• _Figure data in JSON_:
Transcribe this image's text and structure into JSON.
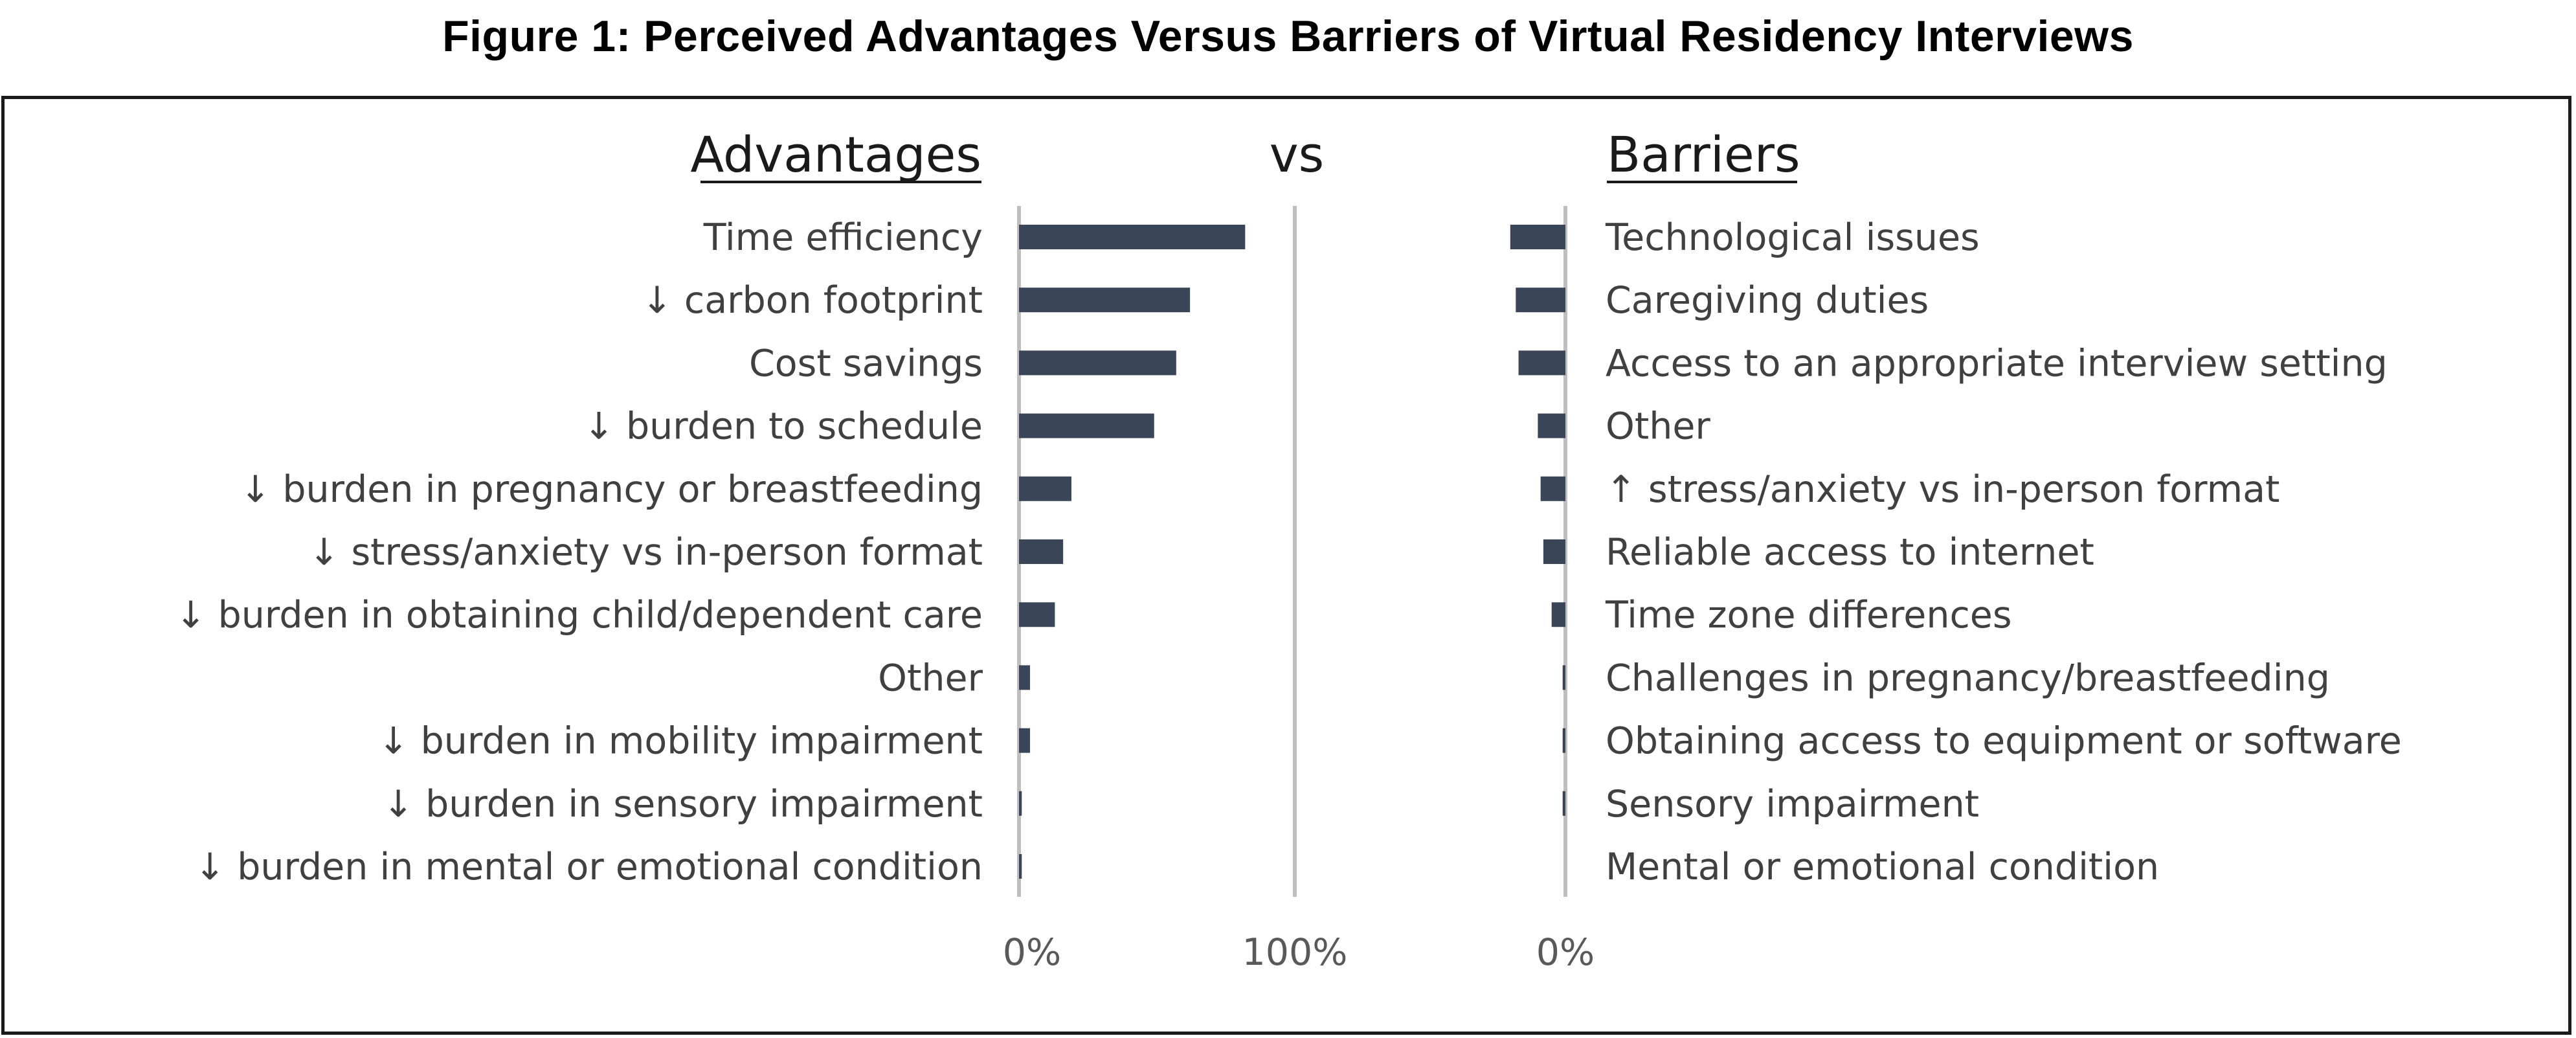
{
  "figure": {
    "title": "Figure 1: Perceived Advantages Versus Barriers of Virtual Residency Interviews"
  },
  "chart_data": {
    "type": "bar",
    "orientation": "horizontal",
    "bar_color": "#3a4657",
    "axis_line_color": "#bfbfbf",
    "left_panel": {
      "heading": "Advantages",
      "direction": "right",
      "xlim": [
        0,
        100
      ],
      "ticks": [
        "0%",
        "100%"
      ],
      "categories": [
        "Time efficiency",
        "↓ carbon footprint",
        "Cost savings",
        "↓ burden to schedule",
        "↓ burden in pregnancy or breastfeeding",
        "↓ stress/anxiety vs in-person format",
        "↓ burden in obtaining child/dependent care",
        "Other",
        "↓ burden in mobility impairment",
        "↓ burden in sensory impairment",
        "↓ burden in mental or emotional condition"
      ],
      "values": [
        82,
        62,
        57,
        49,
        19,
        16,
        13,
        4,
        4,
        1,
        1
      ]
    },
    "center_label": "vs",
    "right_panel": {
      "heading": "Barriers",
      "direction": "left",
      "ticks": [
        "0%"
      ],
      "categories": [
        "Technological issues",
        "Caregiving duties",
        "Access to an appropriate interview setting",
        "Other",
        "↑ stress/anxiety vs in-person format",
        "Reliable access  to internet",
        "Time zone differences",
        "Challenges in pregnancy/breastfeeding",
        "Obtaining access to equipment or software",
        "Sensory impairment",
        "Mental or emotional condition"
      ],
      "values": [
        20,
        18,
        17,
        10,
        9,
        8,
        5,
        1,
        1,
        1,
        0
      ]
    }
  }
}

• _Written task_: Across the data above, how many lines include the word "anxiety"? Give only the count.

• _Answer to this task_: 2